■ Entries supplied ■

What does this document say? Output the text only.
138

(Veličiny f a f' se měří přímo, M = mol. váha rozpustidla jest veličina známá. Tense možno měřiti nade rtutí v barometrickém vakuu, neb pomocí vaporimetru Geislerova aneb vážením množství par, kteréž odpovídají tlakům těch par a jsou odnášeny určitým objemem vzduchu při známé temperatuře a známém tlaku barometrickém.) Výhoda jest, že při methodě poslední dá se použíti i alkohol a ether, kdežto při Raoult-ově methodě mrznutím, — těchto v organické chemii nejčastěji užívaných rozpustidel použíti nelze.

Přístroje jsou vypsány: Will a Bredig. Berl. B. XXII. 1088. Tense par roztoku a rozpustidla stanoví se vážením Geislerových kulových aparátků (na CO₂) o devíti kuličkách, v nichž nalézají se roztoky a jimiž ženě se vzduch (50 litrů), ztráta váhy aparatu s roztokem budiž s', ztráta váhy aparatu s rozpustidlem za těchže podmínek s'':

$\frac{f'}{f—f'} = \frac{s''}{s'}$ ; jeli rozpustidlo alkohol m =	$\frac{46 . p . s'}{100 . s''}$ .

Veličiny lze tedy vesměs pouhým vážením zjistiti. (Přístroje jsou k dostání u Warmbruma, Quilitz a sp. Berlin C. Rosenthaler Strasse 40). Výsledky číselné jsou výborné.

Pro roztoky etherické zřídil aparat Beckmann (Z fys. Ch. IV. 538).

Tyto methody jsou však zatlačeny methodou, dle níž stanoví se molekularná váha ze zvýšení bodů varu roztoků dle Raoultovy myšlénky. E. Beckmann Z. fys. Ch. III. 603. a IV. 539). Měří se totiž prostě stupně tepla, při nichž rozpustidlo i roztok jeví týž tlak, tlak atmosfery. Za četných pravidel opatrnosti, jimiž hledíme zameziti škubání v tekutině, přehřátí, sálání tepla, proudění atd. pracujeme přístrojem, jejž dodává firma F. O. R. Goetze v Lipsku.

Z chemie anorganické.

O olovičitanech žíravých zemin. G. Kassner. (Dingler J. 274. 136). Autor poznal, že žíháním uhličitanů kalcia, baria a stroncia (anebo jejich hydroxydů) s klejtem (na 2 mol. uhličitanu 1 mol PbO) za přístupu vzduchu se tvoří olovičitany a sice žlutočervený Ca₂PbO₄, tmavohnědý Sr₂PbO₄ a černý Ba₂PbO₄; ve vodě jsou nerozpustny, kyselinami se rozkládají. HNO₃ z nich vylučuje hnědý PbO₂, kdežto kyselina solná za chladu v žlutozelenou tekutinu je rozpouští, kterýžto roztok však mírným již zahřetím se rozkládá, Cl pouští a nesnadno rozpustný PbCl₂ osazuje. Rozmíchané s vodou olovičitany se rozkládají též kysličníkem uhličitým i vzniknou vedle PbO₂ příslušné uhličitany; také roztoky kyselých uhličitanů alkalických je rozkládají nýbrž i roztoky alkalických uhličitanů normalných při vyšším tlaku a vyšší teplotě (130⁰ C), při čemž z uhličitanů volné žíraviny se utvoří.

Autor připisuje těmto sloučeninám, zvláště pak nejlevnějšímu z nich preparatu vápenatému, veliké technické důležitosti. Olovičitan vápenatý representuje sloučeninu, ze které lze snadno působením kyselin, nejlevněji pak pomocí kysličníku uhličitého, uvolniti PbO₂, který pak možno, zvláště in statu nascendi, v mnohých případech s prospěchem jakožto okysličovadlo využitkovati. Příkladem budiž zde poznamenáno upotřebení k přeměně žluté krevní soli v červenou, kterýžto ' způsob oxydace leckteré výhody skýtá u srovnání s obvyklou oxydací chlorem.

■ What is being asked ■
Return every entry verbatim.

■ Finished answer ■
What does this document say? Output the text only.
138

(Veličiny f a f' se měří přímo, M = mol. váha rozpustidla jest veličina známá. Tense možno měřiti nade rtutí v barometrickém vakuu, neb pomocí vaporimetru Geislerova aneb vážením množství par, kteréž odpovídají tlakům těch par a jsou odnášeny určitým objemem vzduchu při známé temperatuře a známém tlaku barometrickém.) Výhoda jest, že při methodě poslední dá se použíti i alkohol a ether, kdežto při Raoult-ově methodě mrznutím, — těchto v organické chemii nejčastěji užívaných rozpustidel použíti nelze.

Přístroje jsou vypsány: Will a Bredig. Berl. B. XXII. 1088. Tense par roztoku a rozpustidla stanoví se vážením Geislerových kulových aparátků (na CO₂) o devíti kuličkách, v nichž nalézají se roztoky a jimiž ženě se vzduch (50 litrů), ztráta váhy aparatu s roztokem budiž s', ztráta váhy aparatu s rozpustidlem za těchže podmínek s'':

$\frac{f'}{f—f'} = \frac{s''}{s'}$ ; jeli rozpustidlo alkohol m =	$\frac{46 . p . s'}{100 . s''}$ .

Veličiny lze tedy vesměs pouhým vážením zjistiti. (Přístroje jsou k dostání u Warmbruma, Quilitz a sp. Berlin C. Rosenthaler Strasse 40). Výsledky číselné jsou výborné.

Pro roztoky etherické zřídil aparat Beckmann (Z fys. Ch. IV. 538).

Tyto methody jsou však zatlačeny methodou, dle níž stanoví se molekularná váha ze zvýšení bodů varu roztoků dle Raoultovy myšlénky. E. Beckmann Z. fys. Ch. III. 603. a IV. 539). Měří se totiž prostě stupně tepla, při nichž rozpustidlo i roztok jeví týž tlak, tlak atmosfery. Za četných pravidel opatrnosti, jimiž hledíme zameziti škubání v tekutině, přehřátí, sálání tepla, proudění atd. pracujeme přístrojem, jejž dodává firma F. O. R. Goetze v Lipsku.

Z chemie anorganické.

O olovičitanech žíravých zemin. G. Kassner. (Dingler J. 274. 136). Autor poznal, že žíháním uhličitanů kalcia, baria a stroncia (anebo jejich hydroxydů) s klejtem (na 2 mol. uhličitanu 1 mol PbO) za přístupu vzduchu se tvoří olovičitany a sice žlutočervený Ca₂PbO₄, tmavohnědý Sr₂PbO₄ a černý Ba₂PbO₄; ve vodě jsou nerozpustny, kyselinami se rozkládají. HNO₃ z nich vylučuje hnědý PbO₂, kdežto kyselina solná za chladu v žlutozelenou tekutinu je rozpouští, kterýžto roztok však mírným již zahřetím se rozkládá, Cl pouští a nesnadno rozpustný PbCl₂ osazuje. Rozmíchané s vodou olovičitany se rozkládají též kysličníkem uhličitým i vzniknou vedle PbO₂ příslušné uhličitany; také roztoky kyselých uhličitanů alkalických je rozkládají nýbrž i roztoky alkalických uhličitanů normalných při vyšším tlaku a vyšší teplotě (130⁰ C), při čemž z uhličitanů volné žíraviny se utvoří.

Autor připisuje těmto sloučeninám, zvláště pak nejlevnějšímu z nich preparatu vápenatému, veliké technické důležitosti. Olovičitan vápenatý representuje sloučeninu, ze které lze snadno působením kyselin, nejlevněji pak pomocí kysličníku uhličitého, uvolniti PbO₂, který pak možno, zvláště in statu nascendi, v mnohých případech s prospěchem jakožto okysličovadlo využitkovati. Příkladem budiž zde poznamenáno upotřebení k přeměně žluté krevní soli v červenou, kterýžto ' způsob oxydace leckteré výhody skýtá u srovnání s obvyklou oxydací chlorem.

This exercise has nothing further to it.